Work to do
Exactly as they appear, output all of the records. Skip any images.

Data section
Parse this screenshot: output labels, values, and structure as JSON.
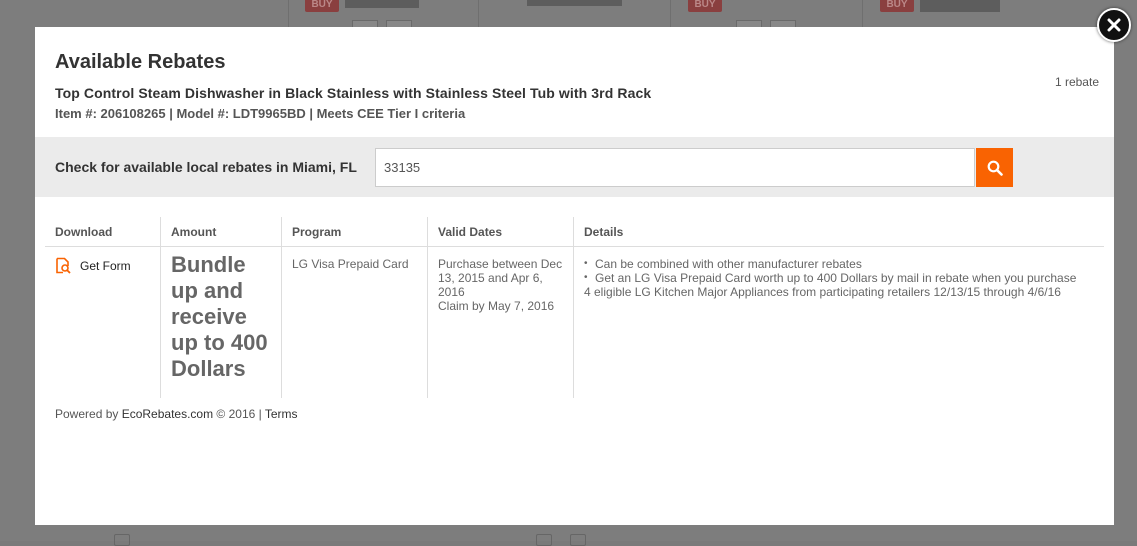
{
  "background": {
    "buy_badge": "BUY"
  },
  "modal": {
    "title": "Available Rebates",
    "product_name": "Top Control Steam Dishwasher in Black Stainless with Stainless Steel Tub with 3rd Rack",
    "product_meta": "Item #: 206108265 | Model #: LDT9965BD | Meets CEE Tier I criteria",
    "rebate_count": "1 rebate",
    "search_label": "Check for available local rebates in Miami, FL",
    "zip_value": "33135",
    "table": {
      "headers": [
        "Download",
        "Amount",
        "Program",
        "Valid Dates",
        "Details"
      ],
      "row": {
        "download_label": "Get Form",
        "amount": "Bundle up and receive up to 400 Dollars",
        "program": "LG Visa Prepaid Card",
        "dates_line1": "Purchase between Dec 13, 2015 and Apr 6, 2016",
        "dates_line2": "Claim by May 7, 2016",
        "detail_1": "Can be combined with other manufacturer rebates",
        "detail_2": "Get an LG Visa Prepaid Card worth up to 400 Dollars by mail in rebate when you purchase",
        "detail_2_cont": "4 eligible LG Kitchen Major Appliances from participating retailers 12/13/15 through 4/6/16"
      }
    },
    "footer": {
      "powered_by": "Powered by ",
      "brand": "EcoRebates.com",
      "copyright": " © 2016 | ",
      "terms": "Terms"
    }
  },
  "colors": {
    "accent": "#f96302",
    "overlay": "#7d7d7d"
  }
}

Exercise result
Parse this screenshot: output labels, values, and structure as JSON.
{
  "background": {
    "buy_badge": "BUY"
  },
  "modal": {
    "title": "Available Rebates",
    "product_name": "Top Control Steam Dishwasher in Black Stainless with Stainless Steel Tub with 3rd Rack",
    "product_meta": "Item #: 206108265 | Model #: LDT9965BD | Meets CEE Tier I criteria",
    "rebate_count": "1 rebate",
    "search_label": "Check for available local rebates in Miami, FL",
    "zip_value": "33135",
    "table": {
      "headers": [
        "Download",
        "Amount",
        "Program",
        "Valid Dates",
        "Details"
      ],
      "row": {
        "download_label": "Get Form",
        "amount": "Bundle up and receive up to 400 Dollars",
        "program": "LG Visa Prepaid Card",
        "dates_line1": "Purchase between Dec 13, 2015 and Apr 6, 2016",
        "dates_line2": "Claim by May 7, 2016",
        "detail_1": "Can be combined with other manufacturer rebates",
        "detail_2": "Get an LG Visa Prepaid Card worth up to 400 Dollars by mail in rebate when you purchase",
        "detail_2_cont": "4 eligible LG Kitchen Major Appliances from participating retailers 12/13/15 through 4/6/16"
      }
    },
    "footer": {
      "powered_by": "Powered by ",
      "brand": "EcoRebates.com",
      "copyright": " © 2016 | ",
      "terms": "Terms"
    }
  },
  "colors": {
    "accent": "#f96302",
    "overlay": "#7d7d7d"
  }
}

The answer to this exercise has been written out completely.